TASK TO CARRY OUT
Please render the data from its first line through the line containing "y-axis-label: Information (bits)", that line included, as a numbered list with blank lines left out.

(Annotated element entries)
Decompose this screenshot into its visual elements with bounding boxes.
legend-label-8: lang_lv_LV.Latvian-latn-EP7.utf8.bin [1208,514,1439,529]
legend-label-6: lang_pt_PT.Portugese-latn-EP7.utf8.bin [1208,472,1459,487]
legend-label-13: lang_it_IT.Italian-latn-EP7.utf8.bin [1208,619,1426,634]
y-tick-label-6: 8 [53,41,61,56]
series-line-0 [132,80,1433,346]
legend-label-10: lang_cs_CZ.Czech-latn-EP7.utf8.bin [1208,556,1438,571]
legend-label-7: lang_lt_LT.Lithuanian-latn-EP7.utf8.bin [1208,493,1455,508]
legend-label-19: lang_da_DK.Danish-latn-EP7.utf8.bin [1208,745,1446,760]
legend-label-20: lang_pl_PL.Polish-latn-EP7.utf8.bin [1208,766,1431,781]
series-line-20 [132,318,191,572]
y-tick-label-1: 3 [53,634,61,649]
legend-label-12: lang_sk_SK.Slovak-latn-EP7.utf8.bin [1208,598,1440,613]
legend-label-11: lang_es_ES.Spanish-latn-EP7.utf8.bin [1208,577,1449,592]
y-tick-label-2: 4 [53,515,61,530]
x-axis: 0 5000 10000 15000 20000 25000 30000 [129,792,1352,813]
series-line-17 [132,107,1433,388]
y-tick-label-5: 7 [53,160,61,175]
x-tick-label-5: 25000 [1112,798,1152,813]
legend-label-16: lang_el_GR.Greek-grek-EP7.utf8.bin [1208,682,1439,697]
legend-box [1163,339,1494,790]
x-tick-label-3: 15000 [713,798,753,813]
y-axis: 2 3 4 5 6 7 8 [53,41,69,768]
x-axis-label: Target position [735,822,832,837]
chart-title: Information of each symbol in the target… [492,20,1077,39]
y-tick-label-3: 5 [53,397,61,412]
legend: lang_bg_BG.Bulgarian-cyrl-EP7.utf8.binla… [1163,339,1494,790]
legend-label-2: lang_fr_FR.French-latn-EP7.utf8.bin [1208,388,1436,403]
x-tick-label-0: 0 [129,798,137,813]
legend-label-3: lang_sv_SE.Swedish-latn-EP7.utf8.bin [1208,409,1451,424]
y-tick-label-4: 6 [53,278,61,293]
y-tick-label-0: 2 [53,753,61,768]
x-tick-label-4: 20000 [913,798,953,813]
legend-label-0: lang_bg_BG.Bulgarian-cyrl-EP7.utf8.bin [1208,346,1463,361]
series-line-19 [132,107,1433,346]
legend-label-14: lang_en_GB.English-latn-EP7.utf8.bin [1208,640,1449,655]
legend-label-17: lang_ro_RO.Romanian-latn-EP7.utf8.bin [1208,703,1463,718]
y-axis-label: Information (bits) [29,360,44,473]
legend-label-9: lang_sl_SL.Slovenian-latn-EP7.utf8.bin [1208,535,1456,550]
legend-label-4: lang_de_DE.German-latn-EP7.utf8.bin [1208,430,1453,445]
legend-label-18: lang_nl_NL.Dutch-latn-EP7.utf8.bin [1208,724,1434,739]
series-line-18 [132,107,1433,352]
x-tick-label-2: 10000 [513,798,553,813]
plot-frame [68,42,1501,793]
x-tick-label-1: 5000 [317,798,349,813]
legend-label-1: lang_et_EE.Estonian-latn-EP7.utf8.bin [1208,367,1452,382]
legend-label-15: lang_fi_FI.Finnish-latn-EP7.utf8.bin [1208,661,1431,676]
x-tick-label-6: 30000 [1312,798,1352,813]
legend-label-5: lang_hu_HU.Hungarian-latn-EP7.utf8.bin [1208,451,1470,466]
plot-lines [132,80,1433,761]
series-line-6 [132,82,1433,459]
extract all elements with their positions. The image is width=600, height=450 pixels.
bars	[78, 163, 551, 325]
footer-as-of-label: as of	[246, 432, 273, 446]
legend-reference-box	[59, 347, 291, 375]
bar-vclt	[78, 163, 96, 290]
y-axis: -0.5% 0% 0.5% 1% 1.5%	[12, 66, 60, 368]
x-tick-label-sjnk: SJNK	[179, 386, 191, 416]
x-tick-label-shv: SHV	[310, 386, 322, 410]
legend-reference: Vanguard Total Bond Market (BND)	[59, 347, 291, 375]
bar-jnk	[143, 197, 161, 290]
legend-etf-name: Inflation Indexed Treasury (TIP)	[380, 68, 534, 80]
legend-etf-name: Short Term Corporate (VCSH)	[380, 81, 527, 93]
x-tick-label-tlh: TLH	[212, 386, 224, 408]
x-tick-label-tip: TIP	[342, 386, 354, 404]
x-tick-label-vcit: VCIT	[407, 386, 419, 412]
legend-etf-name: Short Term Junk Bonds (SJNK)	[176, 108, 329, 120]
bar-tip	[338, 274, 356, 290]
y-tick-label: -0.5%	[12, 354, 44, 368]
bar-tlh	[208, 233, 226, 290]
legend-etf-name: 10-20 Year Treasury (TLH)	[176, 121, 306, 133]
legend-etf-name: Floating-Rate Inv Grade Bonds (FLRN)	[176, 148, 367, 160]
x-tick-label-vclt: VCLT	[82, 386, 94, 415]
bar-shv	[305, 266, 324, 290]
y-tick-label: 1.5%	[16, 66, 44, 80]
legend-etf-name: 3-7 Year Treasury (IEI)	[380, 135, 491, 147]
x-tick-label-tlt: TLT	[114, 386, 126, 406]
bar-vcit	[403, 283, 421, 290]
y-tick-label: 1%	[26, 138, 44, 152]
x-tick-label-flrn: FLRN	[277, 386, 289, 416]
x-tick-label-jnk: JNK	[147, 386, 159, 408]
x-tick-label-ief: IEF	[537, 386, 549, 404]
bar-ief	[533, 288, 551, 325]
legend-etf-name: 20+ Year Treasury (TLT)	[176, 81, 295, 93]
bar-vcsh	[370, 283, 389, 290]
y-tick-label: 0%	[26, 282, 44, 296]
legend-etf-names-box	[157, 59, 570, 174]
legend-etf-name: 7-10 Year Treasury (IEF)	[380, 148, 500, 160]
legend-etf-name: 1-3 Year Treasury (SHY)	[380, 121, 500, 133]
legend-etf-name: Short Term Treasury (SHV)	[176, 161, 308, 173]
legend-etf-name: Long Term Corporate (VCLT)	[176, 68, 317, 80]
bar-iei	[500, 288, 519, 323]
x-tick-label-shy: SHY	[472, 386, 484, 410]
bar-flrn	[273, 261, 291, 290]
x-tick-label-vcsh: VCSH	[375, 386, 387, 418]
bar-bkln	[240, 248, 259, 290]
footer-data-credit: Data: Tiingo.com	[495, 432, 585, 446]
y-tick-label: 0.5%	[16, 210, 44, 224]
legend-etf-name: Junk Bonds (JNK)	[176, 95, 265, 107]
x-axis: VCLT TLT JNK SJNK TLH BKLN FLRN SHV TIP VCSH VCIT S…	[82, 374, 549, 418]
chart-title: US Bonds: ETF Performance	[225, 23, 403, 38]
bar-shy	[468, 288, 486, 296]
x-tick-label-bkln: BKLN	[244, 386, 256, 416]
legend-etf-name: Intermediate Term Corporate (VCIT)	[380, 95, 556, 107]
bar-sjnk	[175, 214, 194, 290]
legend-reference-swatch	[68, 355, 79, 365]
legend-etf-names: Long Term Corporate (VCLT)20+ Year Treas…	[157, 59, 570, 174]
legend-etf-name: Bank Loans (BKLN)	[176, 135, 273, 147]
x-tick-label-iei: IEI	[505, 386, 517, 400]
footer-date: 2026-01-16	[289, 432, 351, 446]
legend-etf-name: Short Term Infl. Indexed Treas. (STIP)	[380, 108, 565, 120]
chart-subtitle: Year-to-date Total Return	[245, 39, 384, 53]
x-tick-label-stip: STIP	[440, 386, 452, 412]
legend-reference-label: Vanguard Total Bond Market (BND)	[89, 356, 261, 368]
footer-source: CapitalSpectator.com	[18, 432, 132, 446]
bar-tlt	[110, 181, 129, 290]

SOLUTION FOR THIS TASK
1. Decompose this screenshot into its visual elements with bounding boxes.
2. legend-label-8: lang_lv_LV.Latvian-latn-EP7.utf8.bin [1208,514,1439,529]
3. legend-label-6: lang_pt_PT.Portugese-latn-EP7.utf8.bin [1208,472,1459,487]
4. legend-label-13: lang_it_IT.Italian-latn-EP7.utf8.bin [1208,619,1426,634]
5. y-tick-label-6: 8 [53,41,61,56]
6. series-line-0 [132,80,1433,346]
7. legend-label-10: lang_cs_CZ.Czech-latn-EP7.utf8.bin [1208,556,1438,571]
8. legend-label-7: lang_lt_LT.Lithuanian-latn-EP7.utf8.bin [1208,493,1455,508]
9. legend-label-19: lang_da_DK.Danish-latn-EP7.utf8.bin [1208,745,1446,760]
10. legend-label-20: lang_pl_PL.Polish-latn-EP7.utf8.bin [1208,766,1431,781]
11. series-line-20 [132,318,191,572]
12. y-tick-label-1: 3 [53,634,61,649]
13. legend-label-12: lang_sk_SK.Slovak-latn-EP7.utf8.bin [1208,598,1440,613]
14. legend-label-11: lang_es_ES.Spanish-latn-EP7.utf8.bin [1208,577,1449,592]
15. y-tick-label-2: 4 [53,515,61,530]
16. x-axis: 0 5000 10000 15000 20000 25000 30000 [129,792,1352,813]
17. series-line-17 [132,107,1433,388]
18. y-tick-label-5: 7 [53,160,61,175]
19. x-tick-label-5: 25000 [1112,798,1152,813]
20. legend-label-16: lang_el_GR.Greek-grek-EP7.utf8.bin [1208,682,1439,697]
21. legend-box [1163,339,1494,790]
22. x-tick-label-3: 15000 [713,798,753,813]
23. y-axis: 2 3 4 5 6 7 8 [53,41,69,768]
24. x-axis-label: Target position [735,822,832,837]
25. chart-title: Information of each symbol in the target… [492,20,1077,39]
26. y-tick-label-3: 5 [53,397,61,412]
27. legend: lang_bg_BG.Bulgarian-cyrl-EP7.utf8.binla… [1163,339,1494,790]
28. legend-label-2: lang_fr_FR.French-latn-EP7.utf8.bin [1208,388,1436,403]
29. x-tick-label-0: 0 [129,798,137,813]
30. legend-label-3: lang_sv_SE.Swedish-latn-EP7.utf8.bin [1208,409,1451,424]
31. y-tick-label-4: 6 [53,278,61,293]
32. y-tick-label-0: 2 [53,753,61,768]
33. x-tick-label-4: 20000 [913,798,953,813]
34. legend-label-0: lang_bg_BG.Bulgarian-cyrl-EP7.utf8.bin [1208,346,1463,361]
35. series-line-19 [132,107,1433,346]
36. legend-label-14: lang_en_GB.English-latn-EP7.utf8.bin [1208,640,1449,655]
37. legend-label-17: lang_ro_RO.Romanian-latn-EP7.utf8.bin [1208,703,1463,718]
38. y-axis-label: Information (bits) [29,360,44,473]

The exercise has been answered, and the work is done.